# AIM OF THE EXERCISE
Reproduce every line in the listing that contains the word "GIẢI".

(Figure content listings)
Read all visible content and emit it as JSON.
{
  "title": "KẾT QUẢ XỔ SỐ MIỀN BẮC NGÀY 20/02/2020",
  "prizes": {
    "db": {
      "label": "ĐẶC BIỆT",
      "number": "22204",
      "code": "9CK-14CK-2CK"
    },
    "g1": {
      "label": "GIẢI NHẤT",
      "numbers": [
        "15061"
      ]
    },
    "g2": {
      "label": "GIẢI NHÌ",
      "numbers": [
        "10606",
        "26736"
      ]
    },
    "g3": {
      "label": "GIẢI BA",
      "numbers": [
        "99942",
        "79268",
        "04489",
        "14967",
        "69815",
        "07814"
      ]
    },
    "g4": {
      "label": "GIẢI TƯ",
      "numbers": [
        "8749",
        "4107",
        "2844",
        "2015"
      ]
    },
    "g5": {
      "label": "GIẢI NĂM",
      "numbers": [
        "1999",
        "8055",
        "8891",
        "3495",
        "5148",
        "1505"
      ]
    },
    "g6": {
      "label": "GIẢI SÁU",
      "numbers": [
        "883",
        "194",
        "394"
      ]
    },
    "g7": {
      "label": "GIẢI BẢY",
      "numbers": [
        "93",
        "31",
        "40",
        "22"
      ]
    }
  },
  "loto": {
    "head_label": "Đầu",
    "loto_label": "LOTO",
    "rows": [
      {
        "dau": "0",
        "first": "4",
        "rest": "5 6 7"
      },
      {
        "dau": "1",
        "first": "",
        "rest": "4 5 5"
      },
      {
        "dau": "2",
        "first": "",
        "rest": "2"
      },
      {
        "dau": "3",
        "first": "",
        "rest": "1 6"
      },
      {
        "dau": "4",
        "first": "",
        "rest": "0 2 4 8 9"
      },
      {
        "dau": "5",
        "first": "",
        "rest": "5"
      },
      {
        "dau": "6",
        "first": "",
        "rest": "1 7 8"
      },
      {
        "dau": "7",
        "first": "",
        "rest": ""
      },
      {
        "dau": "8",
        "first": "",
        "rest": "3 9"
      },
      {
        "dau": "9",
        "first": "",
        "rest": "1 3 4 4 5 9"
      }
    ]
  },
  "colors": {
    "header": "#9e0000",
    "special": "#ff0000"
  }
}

# RESULT OF THE EXERCISE
      "label": "GIẢI NHẤT",
      "label": "GIẢI NHÌ",
      "label": "GIẢI BA",
      "label": "GIẢI TƯ",
      "label": "GIẢI NĂM",
      "label": "GIẢI SÁU",
      "label": "GIẢI BẢY",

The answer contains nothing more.